» Your instructions
Please transcribe the data that follows without the pictures, keeping every word the same.
--- begin ---
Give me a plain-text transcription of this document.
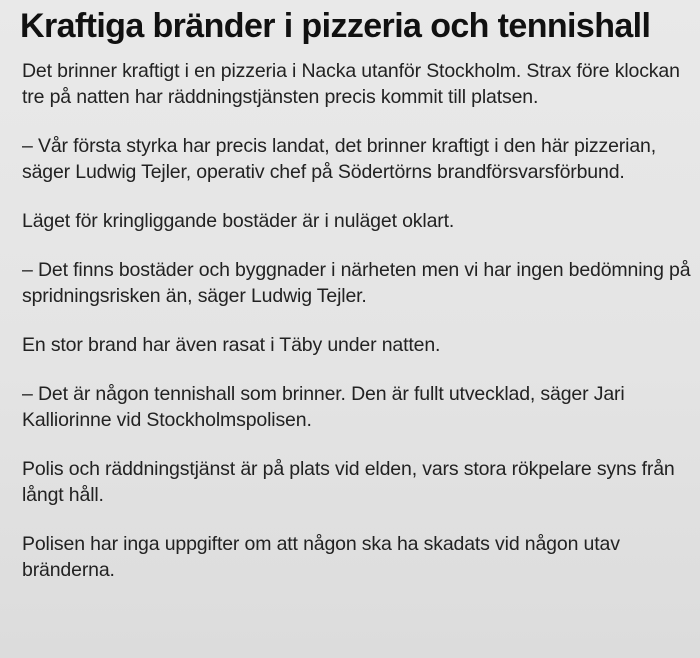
Kraftiga bränder i pizzeria och tennishall

Det brinner kraftigt i en pizzeria i Nacka utanför Stockholm. Strax före klockan tre på natten har räddningstjänsten precis kommit till platsen.

– Vår första styrka har precis landat, det brinner kraftigt i den här pizzerian, säger Ludwig Tejler, operativ chef på Södertörns brandförsvarsförbund.

Läget för kringliggande bostäder är i nuläget oklart.

– Det finns bostäder och byggnader i närheten men vi har ingen bedömning på spridningsrisken än, säger Ludwig Tejler.

En stor brand har även rasat i Täby under natten.

– Det är någon tennishall som brinner. Den är fullt utvecklad, säger Jari Kalliorinne vid Stockholmspolisen.

Polis och räddningstjänst är på plats vid elden, vars stora rökpelare syns från långt håll.

Polisen har inga uppgifter om att någon ska ha skadats vid någon utav bränderna.
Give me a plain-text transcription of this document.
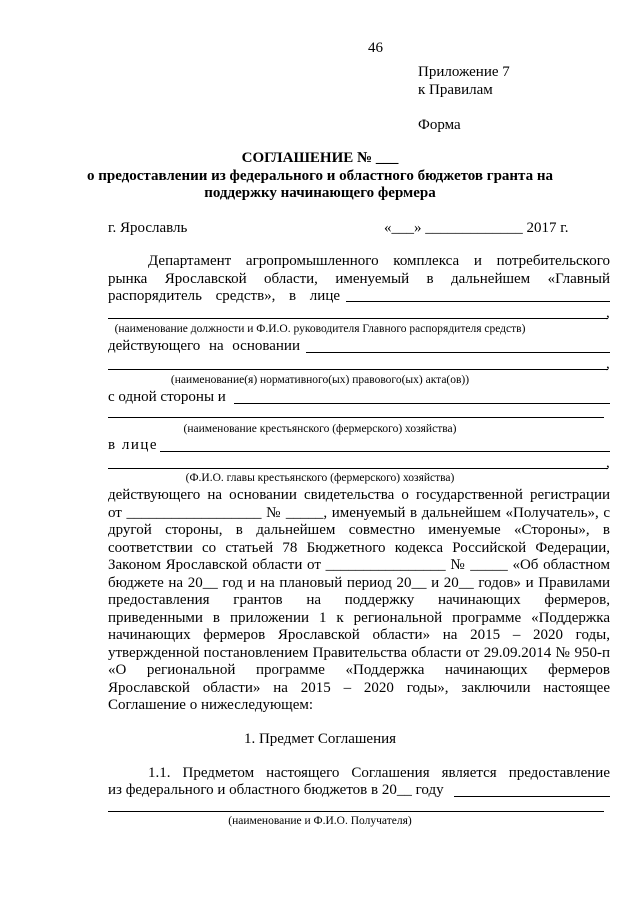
46
Приложение 7
к Правилам
Форма
СОГЛАШЕНИЕ № ___
о предоставлении из федерального и областного бюджетов гранта на
поддержку начинающего фермера
г. Ярославль	«___» _____________ 2017 г.
Департамент агропромышленного комплекса и потребительского
рынка Ярославской области, именуемый в дальнейшем «Главный
распорядитель средств», в лице
,
(наименование должности и Ф.И.О. руководителя Главного распорядителя средств)
действующего на основании
,
(наименование(я) нормативного(ых) правового(ых) акта(ов))
с одной стороны и
(наименование крестьянского (фермерского) хозяйства)
в лице
,
(Ф.И.О. главы крестьянского (фермерского) хозяйства)
действующего на основании свидетельства о государственной регистрации
от __________________ № _____, именуемый в дальнейшем «Получатель», с
другой стороны, в дальнейшем совместно именуемые «Стороны», в
соответствии со статьей 78 Бюджетного кодекса Российской Федерации,
Законом Ярославской области от ________________ № _____ «Об областном
бюджете на 20__ год и на плановый период 20__ и 20__ годов» и Правилами
предоставления грантов на поддержку начинающих фермеров,
приведенными в приложении 1 к региональной программе «Поддержка
начинающих фермеров Ярославской области» на 2015 – 2020 годы,
утвержденной постановлением Правительства области от 29.09.2014 № 950-п
«О региональной программе «Поддержка начинающих фермеров
Ярославской области» на 2015 – 2020 годы», заключили настоящее
Соглашение о нижеследующем:
1. Предмет Соглашения
1.1. Предметом настоящего Соглашения является предоставление
из федерального и областного бюджетов в 20__ году
(наименование и Ф.И.О. Получателя)
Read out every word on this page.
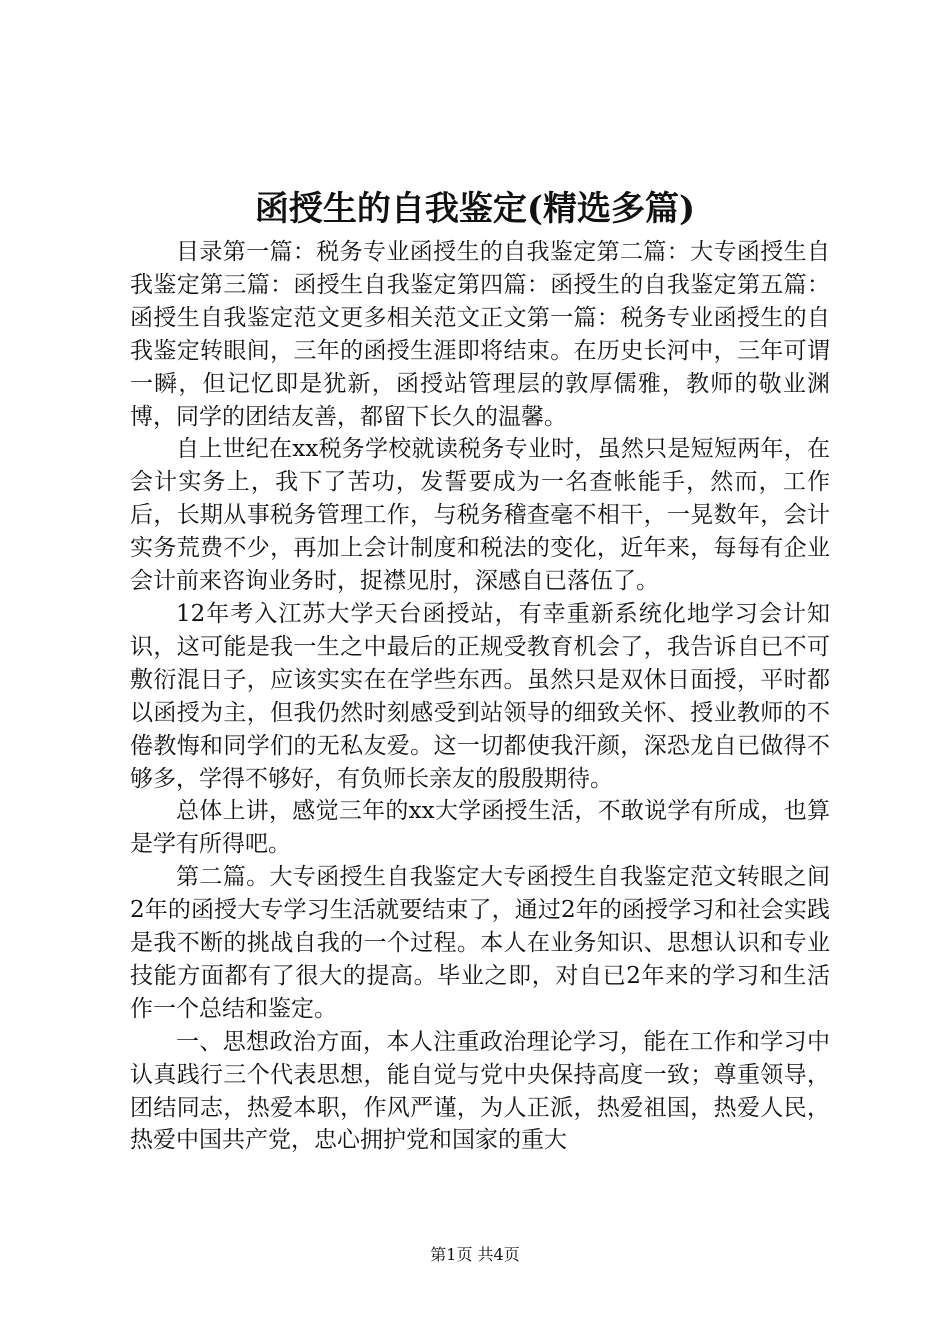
函授生的自我鉴定(精选多篇)

目录第一篇：税务专业函授生的自我鉴定第二篇：大专函授生自我鉴定第三篇：函授生自我鉴定第四篇：函授生的自我鉴定第五篇：函授生自我鉴定范文更多相关范文正文第一篇：税务专业函授生的自我鉴定转眼间，三年的函授生涯即将结束。在历史长河中，三年可谓一瞬，但记忆即是犹新，函授站管理层的敦厚儒雅，教师的敬业渊博，同学的团结友善，都留下长久的温馨。

自上世纪在xx税务学校就读税务专业时，虽然只是短短两年，在会计实务上，我下了苦功，发誓要成为一名查帐能手，然而，工作后，长期从事税务管理工作，与税务稽查毫不相干，一晃数年，会计实务荒费不少，再加上会计制度和税法的变化，近年来，每每有企业会计前来咨询业务时，捉襟见肘，深感自已落伍了。

12年考入江苏大学天台函授站，有幸重新系统化地学习会计知识，这可能是我一生之中最后的正规受教育机会了，我告诉自已不可敷衍混日子，应该实实在在学些东西。虽然只是双休日面授，平时都以函授为主，但我仍然时刻感受到站领导的细致关怀、授业教师的不倦教悔和同学们的无私友爱。这一切都使我汗颜，深恐龙自已做得不够多，学得不够好，有负师长亲友的殷殷期待。

总体上讲，感觉三年的xx大学函授生活，不敢说学有所成，也算是学有所得吧。

第二篇。大专函授生自我鉴定大专函授生自我鉴定范文转眼之间2年的函授大专学习生活就要结束了，通过2年的函授学习和社会实践是我不断的挑战自我的一个过程。本人在业务知识、思想认识和专业技能方面都有了很大的提高。毕业之即，对自已2年来的学习和生活作一个总结和鉴定。

一、思想政治方面，本人注重政治理论学习，能在工作和学习中认真践行三个代表思想，能自觉与党中央保持高度一致；尊重领导，团结同志，热爱本职，作风严谨，为人正派，热爱祖国，热爱人民，热爱中国共产党，忠心拥护党和国家的重大

第1页 共4页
--- end ---
» Finished exercise
Give me a plain-text transcription of this document.
Kraftiga bränder i pizzeria och tennishall

Det brinner kraftigt i en pizzeria i Nacka utanför Stockholm. Strax före klockan tre på natten har räddningstjänsten precis kommit till platsen.

– Vår första styrka har precis landat, det brinner kraftigt i den här pizzerian, säger Ludwig Tejler, operativ chef på Södertörns brandförsvarsförbund.

Läget för kringliggande bostäder är i nuläget oklart.

– Det finns bostäder och byggnader i närheten men vi har ingen bedömning på spridningsrisken än, säger Ludwig Tejler.

En stor brand har även rasat i Täby under natten.

– Det är någon tennishall som brinner. Den är fullt utvecklad, säger Jari Kalliorinne vid Stockholmspolisen.

Polis och räddningstjänst är på plats vid elden, vars stora rökpelare syns från långt håll.

Polisen har inga uppgifter om att någon ska ha skadats vid någon utav bränderna.
Give me a plain-text transcription of this document.
46
Приложение 7
к Правилам
Форма
СОГЛАШЕНИЕ № ___
о предоставлении из федерального и областного бюджетов гранта на
поддержку начинающего фермера
г. Ярославль	«___» _____________ 2017 г.
Департамент агропромышленного комплекса и потребительского
рынка Ярославской области, именуемый в дальнейшем «Главный
распорядитель средств», в лице
,
(наименование должности и Ф.И.О. руководителя Главного распорядителя средств)
действующего на основании
,
(наименование(я) нормативного(ых) правового(ых) акта(ов))
с одной стороны и
(наименование крестьянского (фермерского) хозяйства)
в лице
,
(Ф.И.О. главы крестьянского (фермерского) хозяйства)
действующего на основании свидетельства о государственной регистрации
от __________________ № _____, именуемый в дальнейшем «Получатель», с
другой стороны, в дальнейшем совместно именуемые «Стороны», в
соответствии со статьей 78 Бюджетного кодекса Российской Федерации,
Законом Ярославской области от ________________ № _____ «Об областном
бюджете на 20__ год и на плановый период 20__ и 20__ годов» и Правилами
предоставления грантов на поддержку начинающих фермеров,
приведенными в приложении 1 к региональной программе «Поддержка
начинающих фермеров Ярославской области» на 2015 – 2020 годы,
утвержденной постановлением Правительства области от 29.09.2014 № 950-п
«О региональной программе «Поддержка начинающих фермеров
Ярославской области» на 2015 – 2020 годы», заключили настоящее
Соглашение о нижеследующем:
1. Предмет Соглашения
1.1. Предметом настоящего Соглашения является предоставление
из федерального и областного бюджетов в 20__ году
(наименование и Ф.И.О. Получателя)
Read out every word on this page.
函授生的自我鉴定(精选多篇)

目录第一篇：税务专业函授生的自我鉴定第二篇：大专函授生自我鉴定第三篇：函授生自我鉴定第四篇：函授生的自我鉴定第五篇：函授生自我鉴定范文更多相关范文正文第一篇：税务专业函授生的自我鉴定转眼间，三年的函授生涯即将结束。在历史长河中，三年可谓一瞬，但记忆即是犹新，函授站管理层的敦厚儒雅，教师的敬业渊博，同学的团结友善，都留下长久的温馨。

自上世纪在xx税务学校就读税务专业时，虽然只是短短两年，在会计实务上，我下了苦功，发誓要成为一名查帐能手，然而，工作后，长期从事税务管理工作，与税务稽查毫不相干，一晃数年，会计实务荒费不少，再加上会计制度和税法的变化，近年来，每每有企业会计前来咨询业务时，捉襟见肘，深感自已落伍了。

12年考入江苏大学天台函授站，有幸重新系统化地学习会计知识，这可能是我一生之中最后的正规受教育机会了，我告诉自已不可敷衍混日子，应该实实在在学些东西。虽然只是双休日面授，平时都以函授为主，但我仍然时刻感受到站领导的细致关怀、授业教师的不倦教悔和同学们的无私友爱。这一切都使我汗颜，深恐龙自已做得不够多，学得不够好，有负师长亲友的殷殷期待。

总体上讲，感觉三年的xx大学函授生活，不敢说学有所成，也算是学有所得吧。

第二篇。大专函授生自我鉴定大专函授生自我鉴定范文转眼之间2年的函授大专学习生活就要结束了，通过2年的函授学习和社会实践是我不断的挑战自我的一个过程。本人在业务知识、思想认识和专业技能方面都有了很大的提高。毕业之即，对自已2年来的学习和生活作一个总结和鉴定。

一、思想政治方面，本人注重政治理论学习，能在工作和学习中认真践行三个代表思想，能自觉与党中央保持高度一致；尊重领导，团结同志，热爱本职，作风严谨，为人正派，热爱祖国，热爱人民，热爱中国共产党，忠心拥护党和国家的重大

第1页 共4页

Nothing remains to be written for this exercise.